(Dataset items)
- - -

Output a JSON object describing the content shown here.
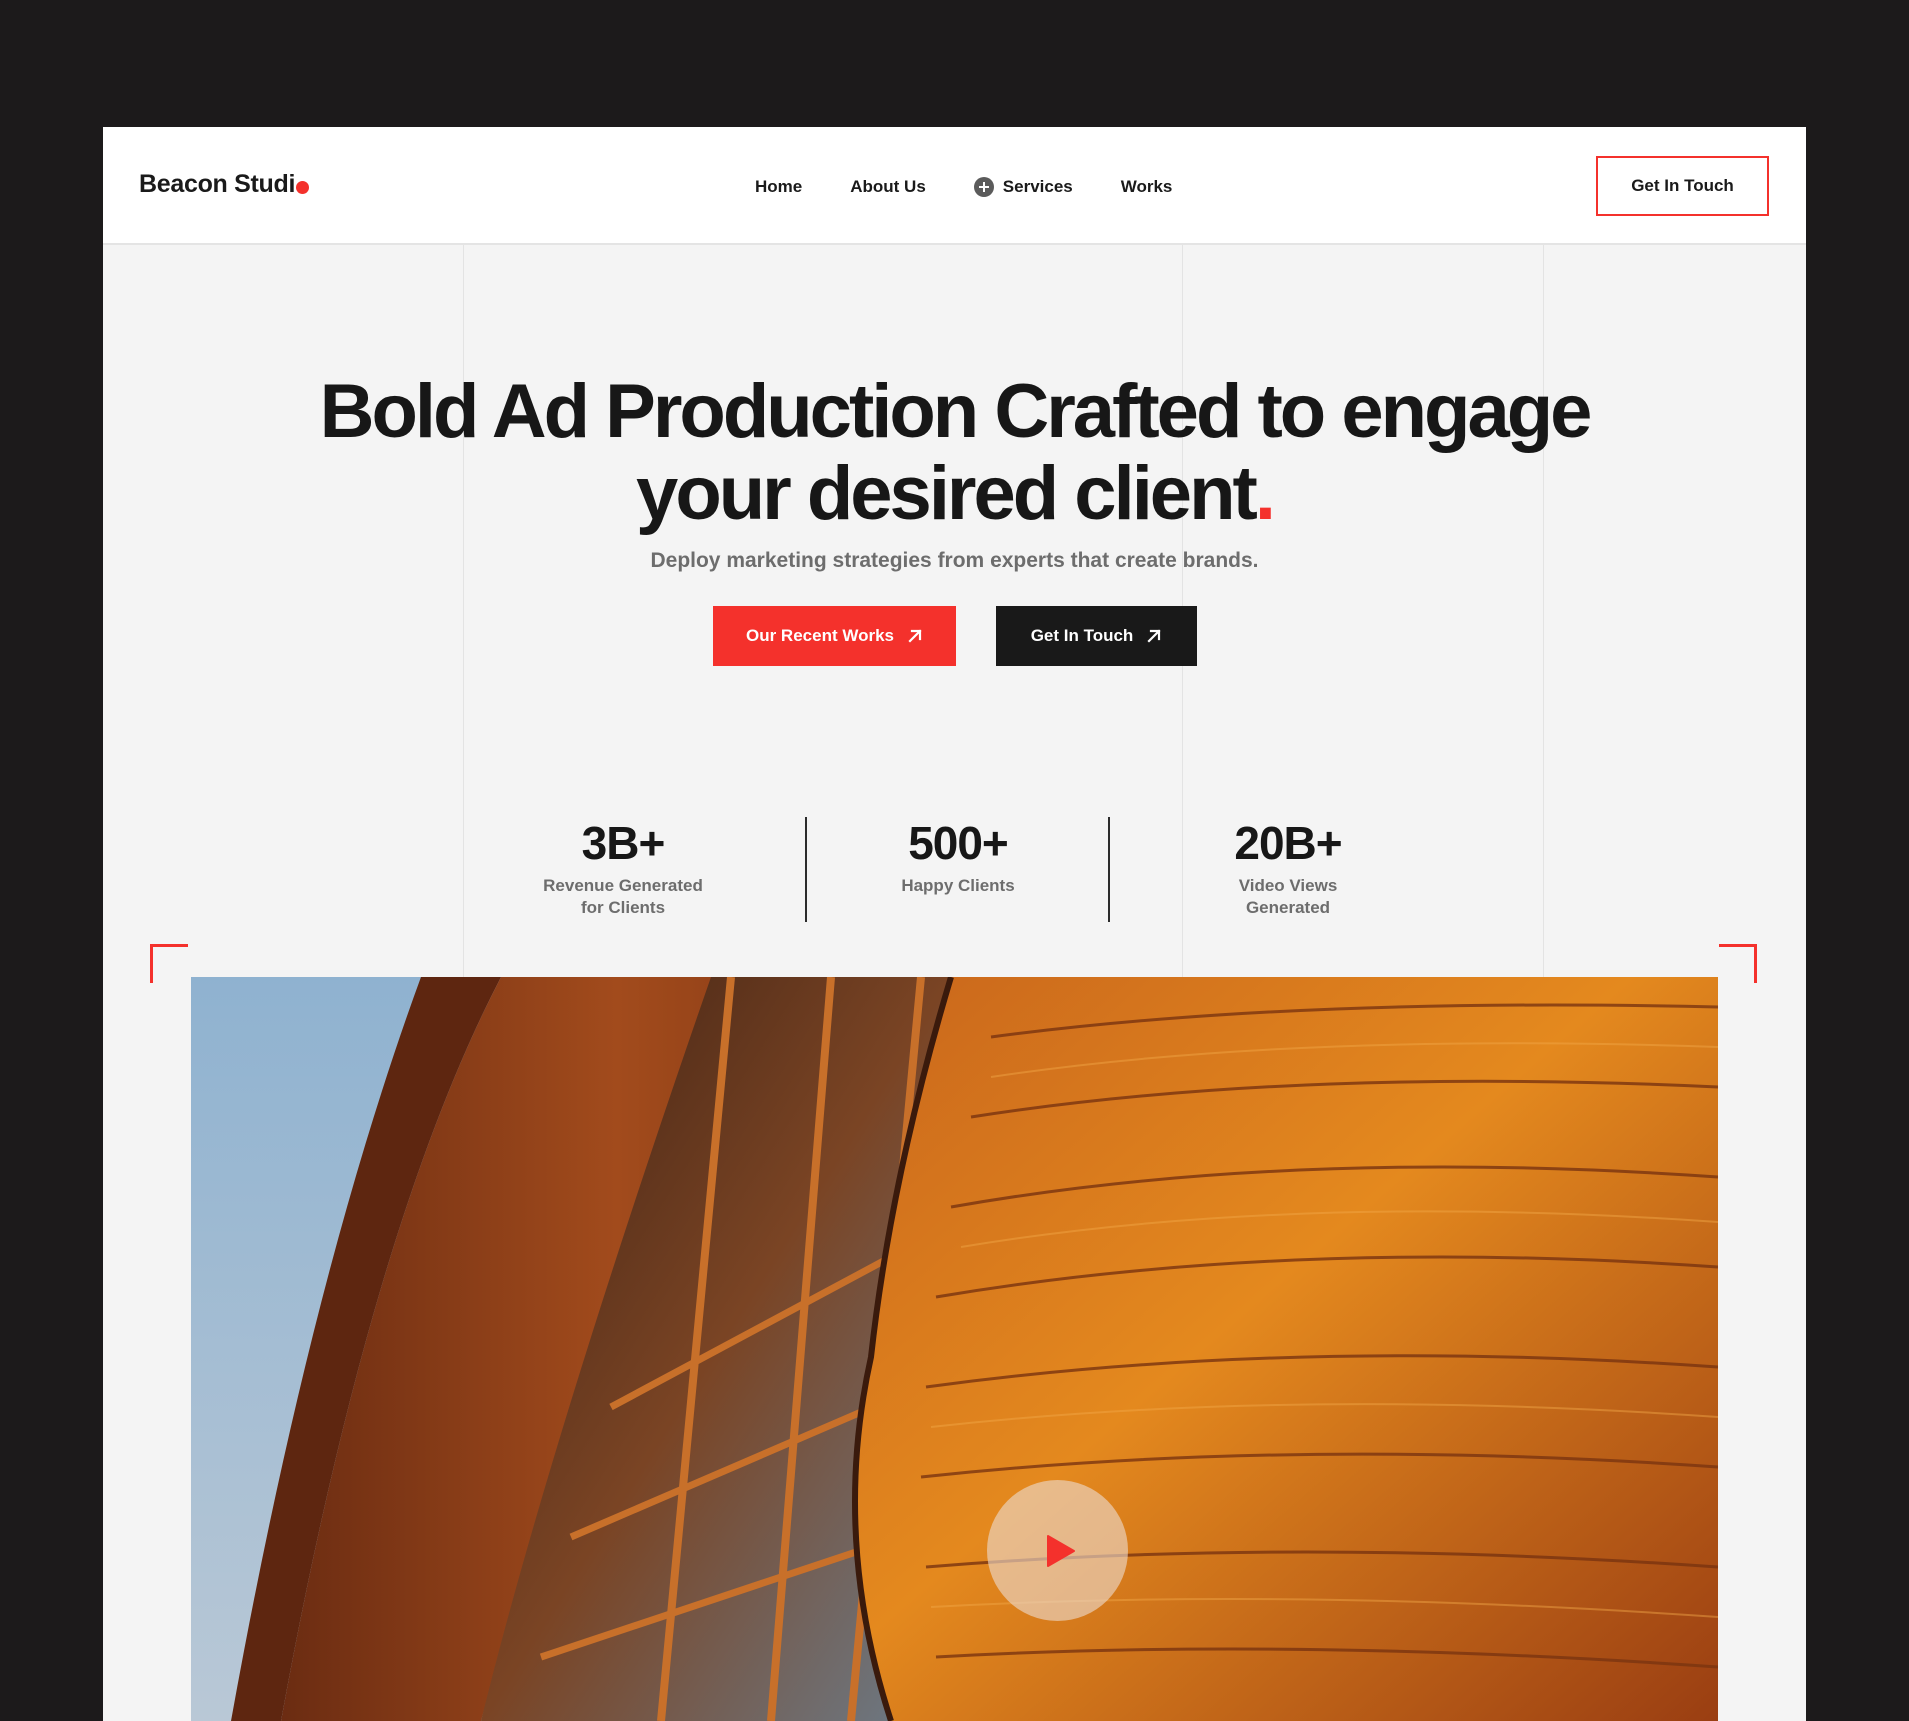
{
  "header": {
    "logo_text": "Beacon Studi",
    "logo_dot_color": "#f4312c",
    "nav": [
      {
        "label": "Home",
        "icon": null
      },
      {
        "label": "About Us",
        "icon": null
      },
      {
        "label": "Services",
        "icon": "plus-circle-icon"
      },
      {
        "label": "Works",
        "icon": null
      }
    ],
    "cta_label": "Get In Touch"
  },
  "hero": {
    "title_line1": "Bold Ad Production Crafted to engage",
    "title_line2": "your desired client",
    "title_dot": ".",
    "subtitle": "Deploy marketing strategies from experts that create brands.",
    "primary_button": {
      "label": "Our Recent Works",
      "icon": "arrow-up-right-icon"
    },
    "secondary_button": {
      "label": "Get In Touch",
      "icon": "arrow-up-right-icon"
    }
  },
  "stats": [
    {
      "value": "3B+",
      "label_line1": "Revenue Generated",
      "label_line2": "for Clients"
    },
    {
      "value": "500+",
      "label_line1": "Happy Clients",
      "label_line2": ""
    },
    {
      "value": "20B+",
      "label_line1": "Video Views",
      "label_line2": "Generated"
    }
  ],
  "video": {
    "image_description": "curved wooden building facade at sunset",
    "play_icon": "play-icon"
  },
  "colors": {
    "accent": "#f4312c",
    "dark": "#191919",
    "background": "#f4f4f4",
    "page_background": "#1c1a1b",
    "muted_text": "#6d6d6d"
  }
}
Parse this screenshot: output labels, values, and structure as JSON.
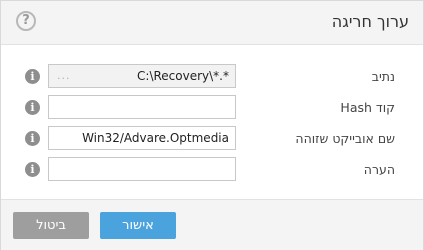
{
  "dialog": {
    "title": "ערוך חריגה",
    "help_glyph": "?"
  },
  "fields": {
    "path": {
      "label": "נתיב",
      "value": "C:\\Recovery\\*.*",
      "overflow_dots": "..."
    },
    "hash": {
      "label": "קוד Hash",
      "value": ""
    },
    "object_name": {
      "label": "שם אובייקט שזוהה",
      "value": "Win32/Advare.Optmedia"
    },
    "comment": {
      "label": "הערה",
      "value": ""
    },
    "info_glyph": "i"
  },
  "footer": {
    "ok_label": "אישור",
    "cancel_label": "ביטול"
  },
  "colors": {
    "ok_button": "#4aa3dc",
    "cancel_button": "#9e9e9e",
    "header_bg": "#f4f4f4"
  }
}
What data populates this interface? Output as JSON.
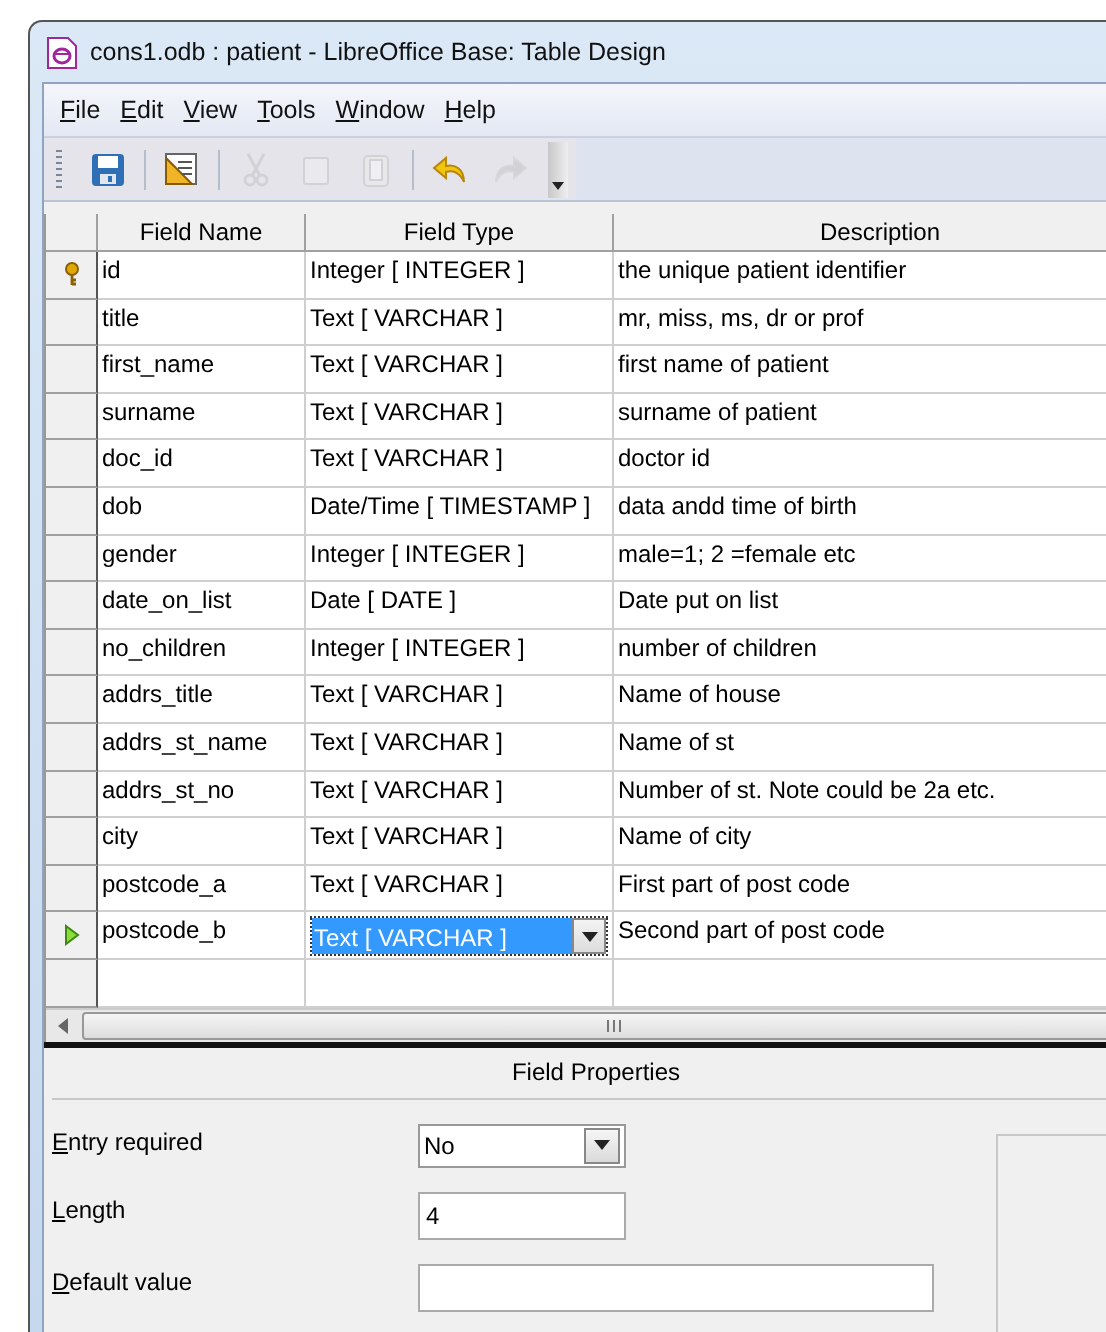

- - -

How many lines of these entries contain the string "this"? Reply with the number alone.

#### [ANSWER FOR THE TASK]
2